>>>

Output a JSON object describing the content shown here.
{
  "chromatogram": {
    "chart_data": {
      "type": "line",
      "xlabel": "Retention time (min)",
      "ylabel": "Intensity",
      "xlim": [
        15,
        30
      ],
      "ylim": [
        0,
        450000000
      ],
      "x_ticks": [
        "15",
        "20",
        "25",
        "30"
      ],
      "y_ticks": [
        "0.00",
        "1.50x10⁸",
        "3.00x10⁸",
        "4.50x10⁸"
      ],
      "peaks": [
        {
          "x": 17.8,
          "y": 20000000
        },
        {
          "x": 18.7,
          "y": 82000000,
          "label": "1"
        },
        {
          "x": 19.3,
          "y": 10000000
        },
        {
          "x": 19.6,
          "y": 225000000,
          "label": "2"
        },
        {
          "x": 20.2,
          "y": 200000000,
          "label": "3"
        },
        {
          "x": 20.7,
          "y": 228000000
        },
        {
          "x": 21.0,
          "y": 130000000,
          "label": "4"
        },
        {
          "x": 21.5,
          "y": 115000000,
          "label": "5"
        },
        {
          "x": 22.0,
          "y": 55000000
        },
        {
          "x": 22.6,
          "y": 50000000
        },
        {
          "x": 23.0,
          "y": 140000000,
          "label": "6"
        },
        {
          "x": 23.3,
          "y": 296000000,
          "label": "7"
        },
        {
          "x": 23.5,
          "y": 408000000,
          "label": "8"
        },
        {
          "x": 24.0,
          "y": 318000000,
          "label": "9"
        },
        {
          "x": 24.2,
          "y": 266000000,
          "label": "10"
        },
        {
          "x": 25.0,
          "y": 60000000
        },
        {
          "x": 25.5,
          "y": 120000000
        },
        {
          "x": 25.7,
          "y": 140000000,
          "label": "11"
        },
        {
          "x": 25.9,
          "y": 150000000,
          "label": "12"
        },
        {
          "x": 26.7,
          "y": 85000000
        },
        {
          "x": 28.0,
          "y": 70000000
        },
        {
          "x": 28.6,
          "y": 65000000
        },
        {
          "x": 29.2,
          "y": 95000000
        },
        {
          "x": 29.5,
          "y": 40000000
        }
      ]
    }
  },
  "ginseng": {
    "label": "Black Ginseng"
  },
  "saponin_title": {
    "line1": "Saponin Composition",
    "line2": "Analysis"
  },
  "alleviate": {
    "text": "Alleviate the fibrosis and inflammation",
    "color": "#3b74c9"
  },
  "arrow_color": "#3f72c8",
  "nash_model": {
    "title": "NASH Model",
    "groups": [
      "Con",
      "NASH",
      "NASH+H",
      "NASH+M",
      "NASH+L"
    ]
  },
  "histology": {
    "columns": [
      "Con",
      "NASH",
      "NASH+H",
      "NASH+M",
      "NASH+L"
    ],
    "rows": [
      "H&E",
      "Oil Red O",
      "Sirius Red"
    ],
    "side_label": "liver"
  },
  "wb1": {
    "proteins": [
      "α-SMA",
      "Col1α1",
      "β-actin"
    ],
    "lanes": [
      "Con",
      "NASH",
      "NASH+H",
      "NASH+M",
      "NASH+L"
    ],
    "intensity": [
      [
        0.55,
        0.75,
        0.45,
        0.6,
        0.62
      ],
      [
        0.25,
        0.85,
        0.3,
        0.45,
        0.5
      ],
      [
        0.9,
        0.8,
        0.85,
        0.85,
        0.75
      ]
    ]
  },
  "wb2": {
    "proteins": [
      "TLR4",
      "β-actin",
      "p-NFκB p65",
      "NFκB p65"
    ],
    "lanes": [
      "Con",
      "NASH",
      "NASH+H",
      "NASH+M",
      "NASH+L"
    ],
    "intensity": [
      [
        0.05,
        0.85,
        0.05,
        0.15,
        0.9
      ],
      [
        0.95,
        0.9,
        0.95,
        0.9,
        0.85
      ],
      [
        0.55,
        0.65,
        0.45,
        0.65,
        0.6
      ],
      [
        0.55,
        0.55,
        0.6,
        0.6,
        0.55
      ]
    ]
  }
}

<<<

- [What you have to do]
Reproduce every record above, word for word.

- [Solution to this problem]
Output a JSON object describing the content shown here.
{
  "chromatogram": {
    "chart_data": {
      "type": "line",
      "xlabel": "Retention time (min)",
      "ylabel": "Intensity",
      "xlim": [
        15,
        30
      ],
      "ylim": [
        0,
        450000000
      ],
      "x_ticks": [
        "15",
        "20",
        "25",
        "30"
      ],
      "y_ticks": [
        "0.00",
        "1.50x10⁸",
        "3.00x10⁸",
        "4.50x10⁸"
      ],
      "peaks": [
        {
          "x": 17.8,
          "y": 20000000
        },
        {
          "x": 18.7,
          "y": 82000000,
          "label": "1"
        },
        {
          "x": 19.3,
          "y": 10000000
        },
        {
          "x": 19.6,
          "y": 225000000,
          "label": "2"
        },
        {
          "x": 20.2,
          "y": 200000000,
          "label": "3"
        },
        {
          "x": 20.7,
          "y": 228000000
        },
        {
          "x": 21.0,
          "y": 130000000,
          "label": "4"
        },
        {
          "x": 21.5,
          "y": 115000000,
          "label": "5"
        },
        {
          "x": 22.0,
          "y": 55000000
        },
        {
          "x": 22.6,
          "y": 50000000
        },
        {
          "x": 23.0,
          "y": 140000000,
          "label": "6"
        },
        {
          "x": 23.3,
          "y": 296000000,
          "label": "7"
        },
        {
          "x": 23.5,
          "y": 408000000,
          "label": "8"
        },
        {
          "x": 24.0,
          "y": 318000000,
          "label": "9"
        },
        {
          "x": 24.2,
          "y": 266000000,
          "label": "10"
        },
        {
          "x": 25.0,
          "y": 60000000
        },
        {
          "x": 25.5,
          "y": 120000000
        },
        {
          "x": 25.7,
          "y": 140000000,
          "label": "11"
        },
        {
          "x": 25.9,
          "y": 150000000,
          "label": "12"
        },
        {
          "x": 26.7,
          "y": 85000000
        },
        {
          "x": 28.0,
          "y": 70000000
        },
        {
          "x": 28.6,
          "y": 65000000
        },
        {
          "x": 29.2,
          "y": 95000000
        },
        {
          "x": 29.5,
          "y": 40000000
        }
      ]
    }
  },
  "ginseng": {
    "label": "Black Ginseng"
  },
  "saponin_title": {
    "line1": "Saponin Composition",
    "line2": "Analysis"
  },
  "alleviate": {
    "text": "Alleviate the fibrosis and inflammation",
    "color": "#3b74c9"
  },
  "arrow_color": "#3f72c8",
  "nash_model": {
    "title": "NASH Model",
    "groups": [
      "Con",
      "NASH",
      "NASH+H",
      "NASH+M",
      "NASH+L"
    ]
  },
  "histology": {
    "columns": [
      "Con",
      "NASH",
      "NASH+H",
      "NASH+M",
      "NASH+L"
    ],
    "rows": [
      "H&E",
      "Oil Red O",
      "Sirius Red"
    ],
    "side_label": "liver"
  },
  "wb1": {
    "proteins": [
      "α-SMA",
      "Col1α1",
      "β-actin"
    ],
    "lanes": [
      "Con",
      "NASH",
      "NASH+H",
      "NASH+M",
      "NASH+L"
    ],
    "intensity": [
      [
        0.55,
        0.75,
        0.45,
        0.6,
        0.62
      ],
      [
        0.25,
        0.85,
        0.3,
        0.45,
        0.5
      ],
      [
        0.9,
        0.8,
        0.85,
        0.85,
        0.75
      ]
    ]
  },
  "wb2": {
    "proteins": [
      "TLR4",
      "β-actin",
      "p-NFκB p65",
      "NFκB p65"
    ],
    "lanes": [
      "Con",
      "NASH",
      "NASH+H",
      "NASH+M",
      "NASH+L"
    ],
    "intensity": [
      [
        0.05,
        0.85,
        0.05,
        0.15,
        0.9
      ],
      [
        0.95,
        0.9,
        0.95,
        0.9,
        0.85
      ],
      [
        0.55,
        0.65,
        0.45,
        0.65,
        0.6
      ],
      [
        0.55,
        0.55,
        0.6,
        0.6,
        0.55
      ]
    ]
  }
}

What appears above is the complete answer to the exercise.